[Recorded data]
• • • • • • •

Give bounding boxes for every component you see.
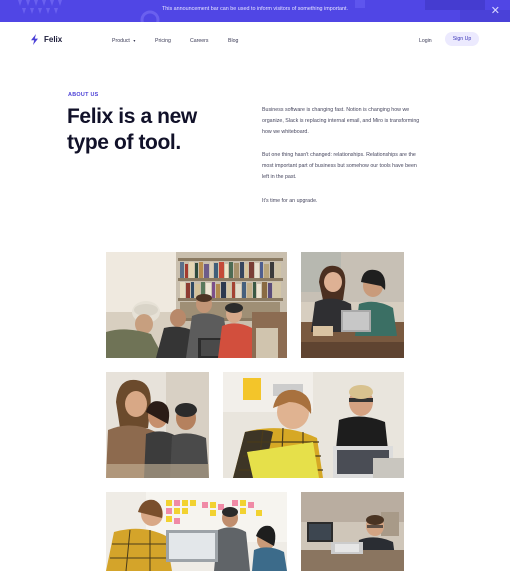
nav-item-label: Product <box>112 38 130 44</box>
nav-item-blog[interactable]: Blog <box>228 38 238 44</box>
brand-logo[interactable]: Felix <box>30 34 62 45</box>
team-photo <box>223 372 404 478</box>
intro-paragraph: Business software is changing fast. Noti… <box>262 107 420 135</box>
team-photo <box>301 252 404 358</box>
chevron-down-icon: ▾ <box>133 38 136 43</box>
brand-name: Felix <box>44 35 63 44</box>
team-photo <box>106 492 287 571</box>
announcement-bar: This announcement bar can be used to inf… <box>0 0 510 22</box>
team-photo <box>106 372 209 478</box>
nav-item-careers[interactable]: Careers <box>190 38 208 44</box>
team-photo <box>301 492 404 571</box>
nav-item-pricing[interactable]: Pricing <box>155 38 171 44</box>
announcement-text: This announcement bar can be used to inf… <box>161 6 349 12</box>
team-photo <box>106 252 287 358</box>
section-eyebrow: ABOUT US <box>68 92 99 98</box>
top-nav: Felix Product ▾ Pricing Careers Blog Log… <box>0 22 510 58</box>
bolt-icon <box>31 34 38 45</box>
headline-line: type of tool. <box>67 131 181 154</box>
nav-item-product[interactable]: Product ▾ <box>112 38 135 44</box>
intro-paragraph: But one thing hasn't changed: relationsh… <box>262 152 417 180</box>
intro-paragraph: It's time for an upgrade. <box>262 198 318 204</box>
signup-button[interactable]: Sign Up <box>445 32 479 46</box>
close-icon[interactable]: ✕ <box>491 3 500 19</box>
page-headline: Felix is a new type of tool. <box>67 104 227 156</box>
login-link[interactable]: Login <box>419 38 432 44</box>
headline-line: Felix is a new <box>67 105 197 128</box>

• • • • • • •

## Required task
Rewrite the stretch of the listing from the line containing "nav-item-label: Product <box>112" through the line containing "nav-item-product[interactable]: Product ▾", replacing every "team-photo" with "staff-photo" and leaving everything else unchanged.

## Exercise result
nav-item-label: Product <box>112 38 130 44</box>
nav-item-blog[interactable]: Blog <box>228 38 238 44</box>
brand-logo[interactable]: Felix <box>30 34 62 45</box>
staff-photo <box>223 372 404 478</box>
intro-paragraph: Business software is changing fast. Noti… <box>262 107 420 135</box>
staff-photo <box>301 252 404 358</box>
chevron-down-icon: ▾ <box>133 38 136 43</box>
brand-name: Felix <box>44 35 63 44</box>
staff-photo <box>106 492 287 571</box>
announcement-bar: This announcement bar can be used to inf… <box>0 0 510 22</box>
staff-photo <box>106 372 209 478</box>
nav-item-careers[interactable]: Careers <box>190 38 208 44</box>
staff-photo <box>301 492 404 571</box>
nav-item-pricing[interactable]: Pricing <box>155 38 171 44</box>
announcement-text: This announcement bar can be used to inf… <box>161 6 349 12</box>
staff-photo <box>106 252 287 358</box>
section-eyebrow: ABOUT US <box>68 92 99 98</box>
top-nav: Felix Product ▾ Pricing Careers Blog Log… <box>0 22 510 58</box>
bolt-icon <box>31 34 38 45</box>
headline-line: type of tool. <box>67 131 181 154</box>
nav-item-product[interactable]: Product ▾ <box>112 38 135 44</box>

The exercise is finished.